## Extracted data
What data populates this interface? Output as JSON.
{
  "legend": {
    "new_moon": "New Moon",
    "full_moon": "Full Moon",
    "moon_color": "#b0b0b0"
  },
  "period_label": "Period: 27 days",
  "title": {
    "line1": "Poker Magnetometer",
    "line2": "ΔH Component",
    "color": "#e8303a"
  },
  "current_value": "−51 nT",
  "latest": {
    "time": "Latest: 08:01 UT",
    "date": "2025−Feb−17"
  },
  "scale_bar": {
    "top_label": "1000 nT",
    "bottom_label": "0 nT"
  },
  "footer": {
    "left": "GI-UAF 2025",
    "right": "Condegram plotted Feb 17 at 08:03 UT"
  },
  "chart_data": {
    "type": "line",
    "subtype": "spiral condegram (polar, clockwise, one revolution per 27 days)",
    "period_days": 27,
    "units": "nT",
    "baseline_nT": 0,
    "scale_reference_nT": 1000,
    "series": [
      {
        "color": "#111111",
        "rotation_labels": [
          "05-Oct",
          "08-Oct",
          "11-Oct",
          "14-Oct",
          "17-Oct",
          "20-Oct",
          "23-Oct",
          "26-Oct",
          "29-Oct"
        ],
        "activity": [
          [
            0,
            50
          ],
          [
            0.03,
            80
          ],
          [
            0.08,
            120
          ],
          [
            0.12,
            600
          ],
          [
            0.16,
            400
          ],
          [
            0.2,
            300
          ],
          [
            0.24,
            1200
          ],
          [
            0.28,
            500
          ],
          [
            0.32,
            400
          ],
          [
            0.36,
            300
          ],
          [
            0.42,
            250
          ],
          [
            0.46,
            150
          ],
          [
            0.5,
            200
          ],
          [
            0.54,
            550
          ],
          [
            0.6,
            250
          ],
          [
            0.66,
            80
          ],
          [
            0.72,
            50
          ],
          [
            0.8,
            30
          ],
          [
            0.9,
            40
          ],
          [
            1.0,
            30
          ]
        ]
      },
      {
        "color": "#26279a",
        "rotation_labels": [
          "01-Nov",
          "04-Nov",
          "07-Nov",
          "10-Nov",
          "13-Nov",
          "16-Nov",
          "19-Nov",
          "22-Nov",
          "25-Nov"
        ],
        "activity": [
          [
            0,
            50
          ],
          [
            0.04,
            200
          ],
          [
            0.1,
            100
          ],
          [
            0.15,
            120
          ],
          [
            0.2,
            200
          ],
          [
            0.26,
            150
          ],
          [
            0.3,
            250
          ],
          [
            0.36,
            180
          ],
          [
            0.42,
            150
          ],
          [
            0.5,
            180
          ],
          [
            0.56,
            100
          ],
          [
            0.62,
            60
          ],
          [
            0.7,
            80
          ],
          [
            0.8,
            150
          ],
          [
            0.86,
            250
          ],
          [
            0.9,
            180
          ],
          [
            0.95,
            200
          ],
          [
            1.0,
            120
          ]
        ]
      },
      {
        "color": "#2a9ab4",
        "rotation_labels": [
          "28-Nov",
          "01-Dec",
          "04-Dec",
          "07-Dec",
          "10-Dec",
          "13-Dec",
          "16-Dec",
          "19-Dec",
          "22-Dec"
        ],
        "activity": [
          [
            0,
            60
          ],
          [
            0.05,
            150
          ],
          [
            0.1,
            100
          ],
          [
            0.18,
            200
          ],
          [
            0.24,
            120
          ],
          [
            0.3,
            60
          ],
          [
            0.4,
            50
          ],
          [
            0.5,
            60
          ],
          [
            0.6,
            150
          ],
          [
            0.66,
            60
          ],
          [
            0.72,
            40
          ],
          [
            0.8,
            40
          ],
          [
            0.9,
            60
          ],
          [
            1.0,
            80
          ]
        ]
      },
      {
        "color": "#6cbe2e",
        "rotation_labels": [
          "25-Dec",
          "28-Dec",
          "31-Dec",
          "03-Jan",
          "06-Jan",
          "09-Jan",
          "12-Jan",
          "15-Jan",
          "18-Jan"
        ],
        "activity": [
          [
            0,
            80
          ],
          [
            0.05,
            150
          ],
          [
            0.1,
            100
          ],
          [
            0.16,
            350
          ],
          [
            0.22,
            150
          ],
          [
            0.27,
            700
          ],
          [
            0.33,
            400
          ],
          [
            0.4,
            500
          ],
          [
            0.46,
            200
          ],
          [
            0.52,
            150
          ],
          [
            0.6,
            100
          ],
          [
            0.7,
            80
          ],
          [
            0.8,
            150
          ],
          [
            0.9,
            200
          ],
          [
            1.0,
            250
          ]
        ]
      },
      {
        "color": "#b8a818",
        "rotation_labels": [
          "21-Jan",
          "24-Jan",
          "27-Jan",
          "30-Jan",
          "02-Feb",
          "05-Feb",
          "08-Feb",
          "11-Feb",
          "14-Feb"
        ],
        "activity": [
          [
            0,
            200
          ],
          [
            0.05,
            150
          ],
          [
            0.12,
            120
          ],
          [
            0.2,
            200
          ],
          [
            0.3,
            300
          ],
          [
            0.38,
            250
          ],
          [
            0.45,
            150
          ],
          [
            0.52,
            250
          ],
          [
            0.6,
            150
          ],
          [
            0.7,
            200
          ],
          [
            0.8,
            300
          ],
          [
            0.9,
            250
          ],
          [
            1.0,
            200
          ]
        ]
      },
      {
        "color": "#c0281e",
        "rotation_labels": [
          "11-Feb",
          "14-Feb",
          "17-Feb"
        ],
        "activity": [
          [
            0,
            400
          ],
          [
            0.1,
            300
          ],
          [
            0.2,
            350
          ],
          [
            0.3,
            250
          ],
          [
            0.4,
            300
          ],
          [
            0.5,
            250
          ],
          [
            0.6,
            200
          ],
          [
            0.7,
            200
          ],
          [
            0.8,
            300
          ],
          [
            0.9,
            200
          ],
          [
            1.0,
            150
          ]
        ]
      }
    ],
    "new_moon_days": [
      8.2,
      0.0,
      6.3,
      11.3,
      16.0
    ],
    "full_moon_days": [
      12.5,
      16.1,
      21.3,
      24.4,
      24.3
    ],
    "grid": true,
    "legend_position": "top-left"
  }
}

## Task to carry out
Set down the entries above again, word for word.

## Solution
What data populates this interface? Output as JSON.
{
  "legend": {
    "new_moon": "New Moon",
    "full_moon": "Full Moon",
    "moon_color": "#b0b0b0"
  },
  "period_label": "Period: 27 days",
  "title": {
    "line1": "Poker Magnetometer",
    "line2": "ΔH Component",
    "color": "#e8303a"
  },
  "current_value": "−51 nT",
  "latest": {
    "time": "Latest: 08:01 UT",
    "date": "2025−Feb−17"
  },
  "scale_bar": {
    "top_label": "1000 nT",
    "bottom_label": "0 nT"
  },
  "footer": {
    "left": "GI-UAF 2025",
    "right": "Condegram plotted Feb 17 at 08:03 UT"
  },
  "chart_data": {
    "type": "line",
    "subtype": "spiral condegram (polar, clockwise, one revolution per 27 days)",
    "period_days": 27,
    "units": "nT",
    "baseline_nT": 0,
    "scale_reference_nT": 1000,
    "series": [
      {
        "color": "#111111",
        "rotation_labels": [
          "05-Oct",
          "08-Oct",
          "11-Oct",
          "14-Oct",
          "17-Oct",
          "20-Oct",
          "23-Oct",
          "26-Oct",
          "29-Oct"
        ],
        "activity": [
          [
            0,
            50
          ],
          [
            0.03,
            80
          ],
          [
            0.08,
            120
          ],
          [
            0.12,
            600
          ],
          [
            0.16,
            400
          ],
          [
            0.2,
            300
          ],
          [
            0.24,
            1200
          ],
          [
            0.28,
            500
          ],
          [
            0.32,
            400
          ],
          [
            0.36,
            300
          ],
          [
            0.42,
            250
          ],
          [
            0.46,
            150
          ],
          [
            0.5,
            200
          ],
          [
            0.54,
            550
          ],
          [
            0.6,
            250
          ],
          [
            0.66,
            80
          ],
          [
            0.72,
            50
          ],
          [
            0.8,
            30
          ],
          [
            0.9,
            40
          ],
          [
            1.0,
            30
          ]
        ]
      },
      {
        "color": "#26279a",
        "rotation_labels": [
          "01-Nov",
          "04-Nov",
          "07-Nov",
          "10-Nov",
          "13-Nov",
          "16-Nov",
          "19-Nov",
          "22-Nov",
          "25-Nov"
        ],
        "activity": [
          [
            0,
            50
          ],
          [
            0.04,
            200
          ],
          [
            0.1,
            100
          ],
          [
            0.15,
            120
          ],
          [
            0.2,
            200
          ],
          [
            0.26,
            150
          ],
          [
            0.3,
            250
          ],
          [
            0.36,
            180
          ],
          [
            0.42,
            150
          ],
          [
            0.5,
            180
          ],
          [
            0.56,
            100
          ],
          [
            0.62,
            60
          ],
          [
            0.7,
            80
          ],
          [
            0.8,
            150
          ],
          [
            0.86,
            250
          ],
          [
            0.9,
            180
          ],
          [
            0.95,
            200
          ],
          [
            1.0,
            120
          ]
        ]
      },
      {
        "color": "#2a9ab4",
        "rotation_labels": [
          "28-Nov",
          "01-Dec",
          "04-Dec",
          "07-Dec",
          "10-Dec",
          "13-Dec",
          "16-Dec",
          "19-Dec",
          "22-Dec"
        ],
        "activity": [
          [
            0,
            60
          ],
          [
            0.05,
            150
          ],
          [
            0.1,
            100
          ],
          [
            0.18,
            200
          ],
          [
            0.24,
            120
          ],
          [
            0.3,
            60
          ],
          [
            0.4,
            50
          ],
          [
            0.5,
            60
          ],
          [
            0.6,
            150
          ],
          [
            0.66,
            60
          ],
          [
            0.72,
            40
          ],
          [
            0.8,
            40
          ],
          [
            0.9,
            60
          ],
          [
            1.0,
            80
          ]
        ]
      },
      {
        "color": "#6cbe2e",
        "rotation_labels": [
          "25-Dec",
          "28-Dec",
          "31-Dec",
          "03-Jan",
          "06-Jan",
          "09-Jan",
          "12-Jan",
          "15-Jan",
          "18-Jan"
        ],
        "activity": [
          [
            0,
            80
          ],
          [
            0.05,
            150
          ],
          [
            0.1,
            100
          ],
          [
            0.16,
            350
          ],
          [
            0.22,
            150
          ],
          [
            0.27,
            700
          ],
          [
            0.33,
            400
          ],
          [
            0.4,
            500
          ],
          [
            0.46,
            200
          ],
          [
            0.52,
            150
          ],
          [
            0.6,
            100
          ],
          [
            0.7,
            80
          ],
          [
            0.8,
            150
          ],
          [
            0.9,
            200
          ],
          [
            1.0,
            250
          ]
        ]
      },
      {
        "color": "#b8a818",
        "rotation_labels": [
          "21-Jan",
          "24-Jan",
          "27-Jan",
          "30-Jan",
          "02-Feb",
          "05-Feb",
          "08-Feb",
          "11-Feb",
          "14-Feb"
        ],
        "activity": [
          [
            0,
            200
          ],
          [
            0.05,
            150
          ],
          [
            0.12,
            120
          ],
          [
            0.2,
            200
          ],
          [
            0.3,
            300
          ],
          [
            0.38,
            250
          ],
          [
            0.45,
            150
          ],
          [
            0.52,
            250
          ],
          [
            0.6,
            150
          ],
          [
            0.7,
            200
          ],
          [
            0.8,
            300
          ],
          [
            0.9,
            250
          ],
          [
            1.0,
            200
          ]
        ]
      },
      {
        "color": "#c0281e",
        "rotation_labels": [
          "11-Feb",
          "14-Feb",
          "17-Feb"
        ],
        "activity": [
          [
            0,
            400
          ],
          [
            0.1,
            300
          ],
          [
            0.2,
            350
          ],
          [
            0.3,
            250
          ],
          [
            0.4,
            300
          ],
          [
            0.5,
            250
          ],
          [
            0.6,
            200
          ],
          [
            0.7,
            200
          ],
          [
            0.8,
            300
          ],
          [
            0.9,
            200
          ],
          [
            1.0,
            150
          ]
        ]
      }
    ],
    "new_moon_days": [
      8.2,
      0.0,
      6.3,
      11.3,
      16.0
    ],
    "full_moon_days": [
      12.5,
      16.1,
      21.3,
      24.4,
      24.3
    ],
    "grid": true,
    "legend_position": "top-left"
  }
}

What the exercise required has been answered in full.